### [Exercise task]
Search the material for the word "Terdy" and report each line where it turns up.

(A block of data)
::::

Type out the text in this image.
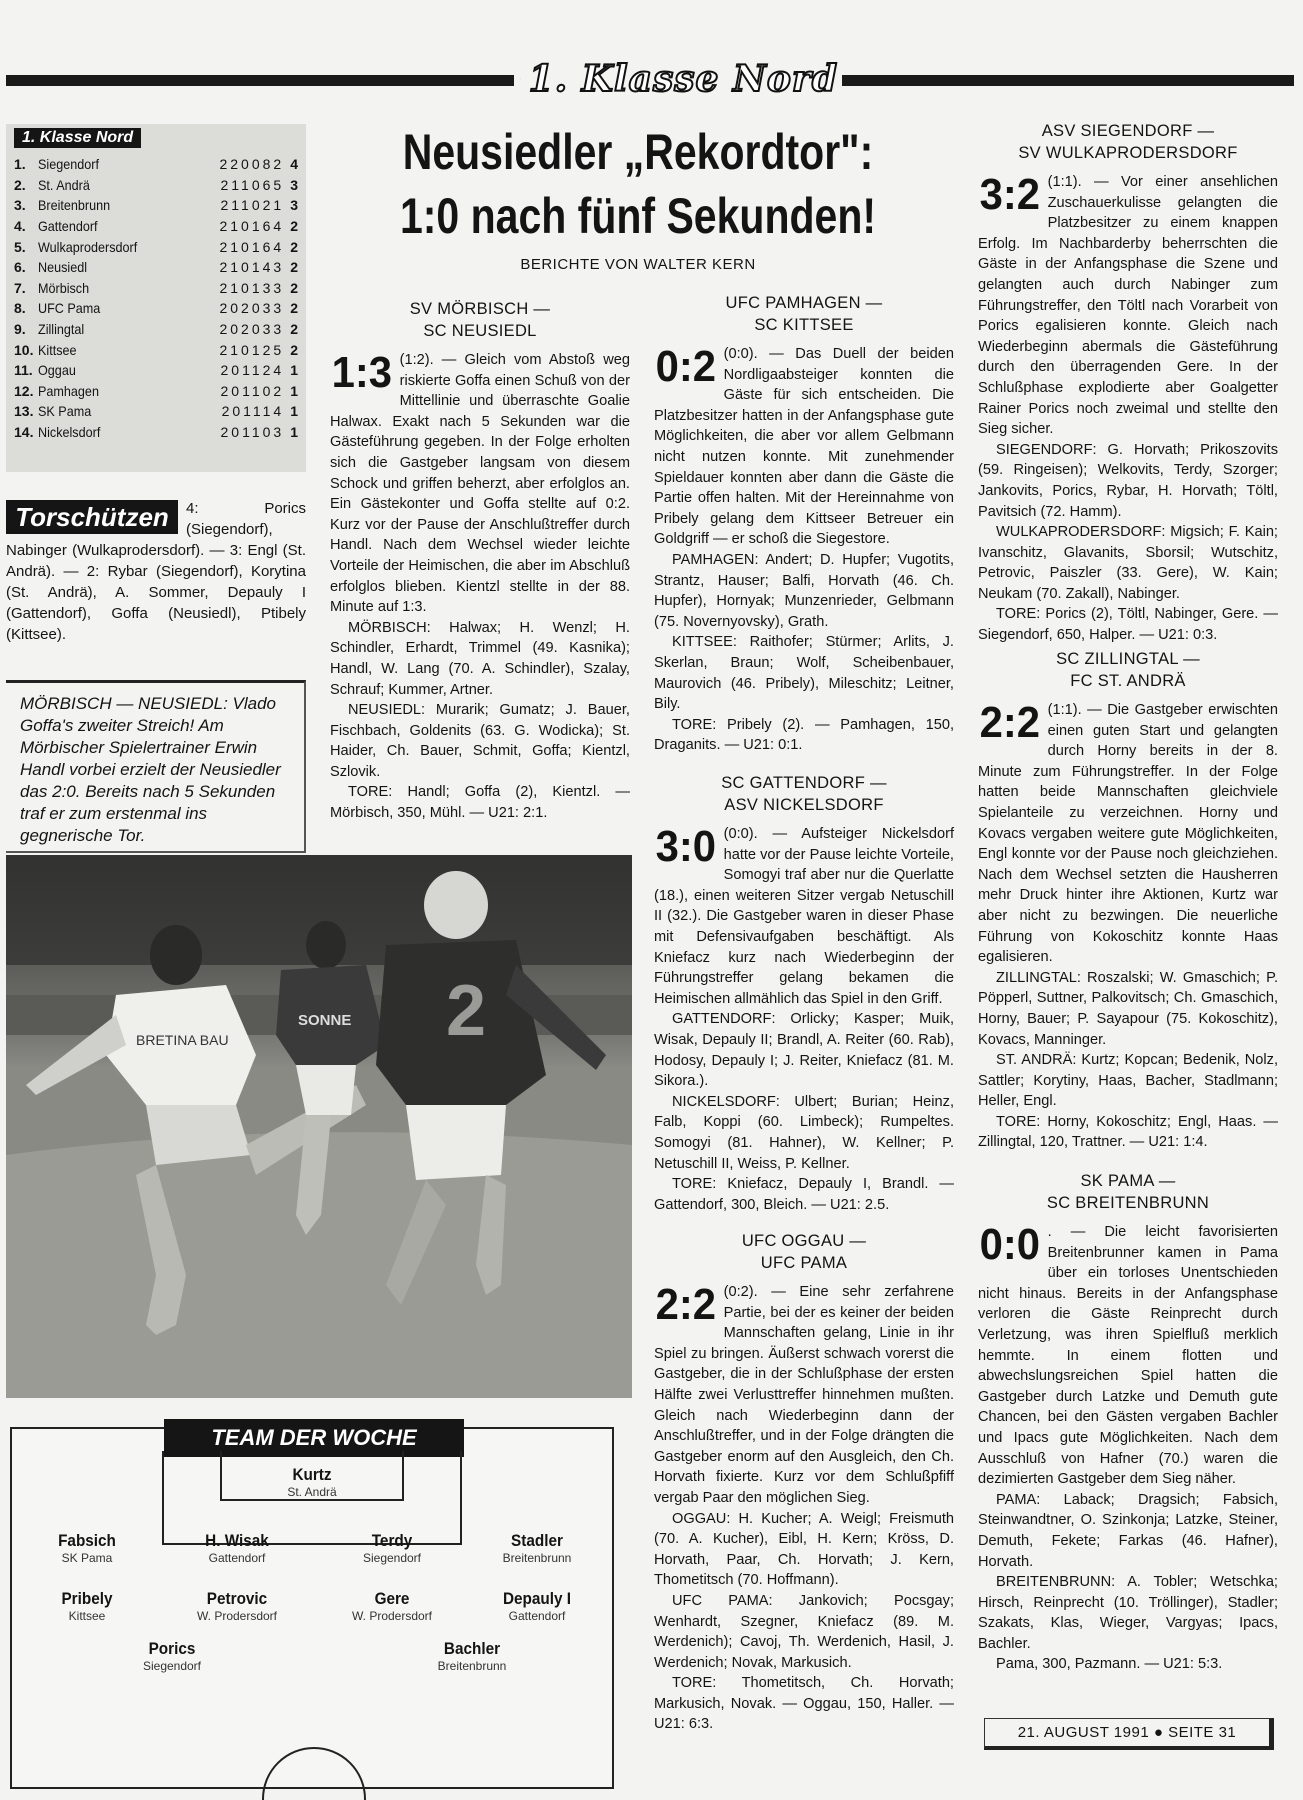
1. Klasse Nord
1. Klasse Nord
1. Siegendorf	220082 4
2. St. Andrä	211065 3
3. Breitenbrunn	211021 3
4. Gattendorf	210164 2
5. Wulkaprodersdorf	210164 2
6. Neusiedl	210143 2
7. Mörbisch	210133 2
8. UFC Pama	202033 2
9. Zillingtal	202033 2
10. Kittsee	210125 2
11. Oggau	201124 1
12. Pamhagen	201102 1
13. SK Pama	201114 1
14. Nickelsdorf	201103 1
4: Porics (Siegendorf), Nabinger (Wulkaprodersdorf). — 3: Engl (St. Andrä). — 2: Rybar (Siegendorf), Korytina (St. Andrä), A. Sommer, Depauly I (Gattendorf), Goffa (Neusiedl), Ptibely (Kittsee).
Torschützen
MÖRBISCH — NEUSIEDL: Vlado Goffa's zweiter Streich! Am Mörbischer Spielertrainer Erwin Handl vorbei erzielt der Neusiedler das 2:0. Bereits nach 5 Sekunden traf er zum erstenmal ins gegnerische Tor.
BRETINA BAU
SONNE 2
TEAM DER WOCHE
Kurtz
St. Andrä
Fabsich
SK Pama
H. Wisak
Gattendorf
Terdy
Siegendorf
Stadler
Breitenbrunn
Pribely
Kittsee
Petrovic
W. Prodersdorf
Gere
W. Prodersdorf
Depauly I
Gattendorf
Porics
Siegendorf
Bachler
Breitenbrunn
Neusiedler „Rekordtor":
1:0 nach fünf Sekunden!
BERICHTE VON WALTER KERN
SV MÖRBISCH —
SC NEUSIEDL
1:3 (1:2). — Gleich vom Abstoß weg riskierte Goffa einen Schuß von der Mittellinie und überraschte Goalie Halwax. Exakt nach 5 Sekunden war die Gästeführung gegeben. In der Folge erholten sich die Gastgeber langsam von diesem Schock und griffen beherzt, aber erfolglos an. Ein Gästekonter und Goffa stellte auf 0:2. Kurz vor der Pause der Anschlußtreffer durch Handl. Nach dem Wechsel wieder leichte Vorteile der Heimischen, die aber im Abschluß erfolglos blieben. Kientzl stellte in der 88. Minute auf 1:3.
MÖRBISCH: Halwax; H. Wenzl; H. Schindler, Erhardt, Trimmel (49. Kasnika); Handl, W. Lang (70. A. Schindler), Szalay, Schrauf; Kummer, Artner.
NEUSIEDL: Murarik; Gumatz; J. Bauer, Fischbach, Goldenits (63. G. Wodicka); St. Haider, Ch. Bauer, Schmit, Goffa; Kientzl, Szlovik.
TORE: Handl; Goffa (2), Kientzl. — Mörbisch, 350, Mühl. — U21: 2:1.
UFC PAMHAGEN —
SC KITTSEE
0:2 (0:0). — Das Duell der beiden Nordligaabsteiger konnten die Gäste für sich entscheiden. Die Platzbesitzer hatten in der Anfangsphase gute Möglichkeiten, die aber vor allem Gelbmann nicht nutzen konnte. Mit zunehmender Spieldauer konnten aber dann die Gäste die Partie offen halten. Mit der Hereinnahme von Pribely gelang dem Kittseer Betreuer ein Goldgriff — er schoß die Siegestore.
PAMHAGEN: Andert; D. Hupfer; Vugotits, Strantz, Hauser; Balfi, Horvath (46. Ch. Hupfer), Hornyak; Munzenrieder, Gelbmann (75. Novernyovsky), Grath.
KITTSEE: Raithofer; Stürmer; Arlits, J. Skerlan, Braun; Wolf, Scheibenbauer, Maurovich (46. Pribely), Mileschitz; Leitner, Bily.
TORE: Pribely (2). — Pamhagen, 150, Draganits. — U21: 0:1.
SC GATTENDORF —
ASV NICKELSDORF
3:0 (0:0). — Aufsteiger Nickelsdorf hatte vor der Pause leichte Vorteile, Somogyi traf aber nur die Querlatte (18.), einen weiteren Sitzer vergab Netuschill II (32.). Die Gastgeber waren in dieser Phase mit Defensivaufgaben beschäftigt. Als Kniefacz kurz nach Wiederbeginn der Führungstreffer gelang bekamen die Heimischen allmählich das Spiel in den Griff.
GATTENDORF: Orlicky; Kasper; Muik, Wisak, Depauly II; Brandl, A. Reiter (60. Rab), Hodosy, Depauly I; J. Reiter, Kniefacz (81. M. Sikora.).
NICKELSDORF: Ulbert; Burian; Heinz, Falb, Koppi (60. Limbeck); Rumpeltes. Somogyi (81. Hahner), W. Kellner; P. Netuschill II, Weiss, P. Kellner.
TORE: Kniefacz, Depauly I, Brandl. — Gattendorf, 300, Bleich. — U21: 2.5.
UFC OGGAU —
UFC PAMA
2:2 (0:2). — Eine sehr zerfahrene Partie, bei der es keiner der beiden Mannschaften gelang, Linie in ihr Spiel zu bringen. Äußerst schwach vorerst die Gastgeber, die in der Schlußphase der ersten Hälfte zwei Verlusttreffer hinnehmen mußten. Gleich nach Wiederbeginn dann der Anschlußtreffer, und in der Folge drängten die Gastgeber enorm auf den Ausgleich, den Ch. Horvath fixierte. Kurz vor dem Schlußpfiff vergab Paar den möglichen Sieg.
OGGAU: H. Kucher; A. Weigl; Freismuth (70. A. Kucher), Eibl, H. Kern; Kröss, D. Horvath, Paar, Ch. Horvath; J. Kern, Thometitsch (70. Hoffmann).
UFC PAMA: Jankovich; Pocsgay; Wenhardt, Szegner, Kniefacz (89. M. Werdenich); Cavoj, Th. Werdenich, Hasil, J. Werdenich; Novak, Markusich.
TORE: Thometitsch, Ch. Horvath; Markusich, Novak. — Oggau, 150, Haller. — U21: 6:3.
ASV SIEGENDORF —
SV WULKAPRODERSDORF
3:2 (1:1). — Vor einer ansehlichen Zuschauerkulisse gelangten die Platzbesitzer zu einem knappen Erfolg. Im Nachbarderby beherrschten die Gäste in der Anfangsphase die Szene und gelangten auch durch Nabinger zum Führungstreffer, den Töltl nach Vorarbeit von Porics egalisieren konnte. Gleich nach Wiederbeginn abermals die Gästeführung durch den überragenden Gere. In der Schlußphase explodierte aber Goalgetter Rainer Porics noch zweimal und stellte den Sieg sicher.
SIEGENDORF: G. Horvath; Prikoszovits (59. Ringeisen); Welkovits, Terdy, Szorger; Jankovits, Porics, Rybar, H. Horvath; Töltl, Pavitsich (72. Hamm).
WULKAPRODERSDORF: Migsich; F. Kain; Ivanschitz, Glavanits, Sborsil; Wutschitz, Petrovic, Paiszler (33. Gere), W. Kain; Neukam (70. Zakall), Nabinger.
TORE: Porics (2), Töltl, Nabinger, Gere. — Siegendorf, 650, Halper. — U21: 0:3.
SC ZILLINGTAL —
FC ST. ANDRÄ
2:2 (1:1). — Die Gastgeber erwischten einen guten Start und gelangten durch Horny bereits in der 8. Minute zum Führungstreffer. In der Folge hatten beide Mannschaften gleichviele Spielanteile zu verzeichnen. Horny und Kovacs vergaben weitere gute Möglichkeiten, Engl konnte vor der Pause noch gleichziehen. Nach dem Wechsel setzten die Hausherren mehr Druck hinter ihre Aktionen, Kurtz war aber nicht zu bezwingen. Die neuerliche Führung von Kokoschitz konnte Haas egalisieren.
ZILLINGTAL: Roszalski; W. Gmaschich; P. Pöpperl, Suttner, Palkovitsch; Ch. Gmaschich, Horny, Bauer; P. Sayapour (75. Kokoschitz), Kovacs, Manninger.
ST. ANDRÄ: Kurtz; Kopcan; Bedenik, Nolz, Sattler; Korytiny, Haas, Bacher, Stadlmann; Heller, Engl.
TORE: Horny, Kokoschitz; Engl, Haas. — Zillingtal, 120, Trattner. — U21: 1:4.
SK PAMA —
SC BREITENBRUNN
0:0 . — Die leicht favorisierten Breitenbrunner kamen in Pama über ein torloses Unentschieden nicht hinaus. Bereits in der Anfangsphase verloren die Gäste Reinprecht durch Verletzung, was ihren Spielfluß merklich hemmte. In einem flotten und abwechslungsreichen Spiel hatten die Gastgeber durch Latzke und Demuth gute Chancen, bei den Gästen vergaben Bachler und Ipacs gute Möglichkeiten. Nach dem Ausschluß von Hafner (70.) waren die dezimierten Gastgeber dem Sieg näher.
PAMA: Laback; Dragsich; Fabsich, Steinwandtner, O. Szinkonja; Latzke, Steiner, Demuth, Fekete; Farkas (46. Hafner), Horvath.
BREITENBRUNN: A. Tobler; Wetschka; Hirsch, Reinprecht (10. Tröllinger), Stadler; Szakats, Klas, Wieger, Vargyas; Ipacs, Bachler.
Pama, 300, Pazmann. — U21: 5:3.
21. AUGUST 1991 ● SEITE 31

::::

### [Solved problem]
Terdy
SIEGENDORF: G. Horvath; Prikoszovits (59. Ringeisen); Welkovits, Terdy, Szorger; Jankovits, Porics, Rybar, H. Horvath; Töltl, Pavitsich (72. Hamm).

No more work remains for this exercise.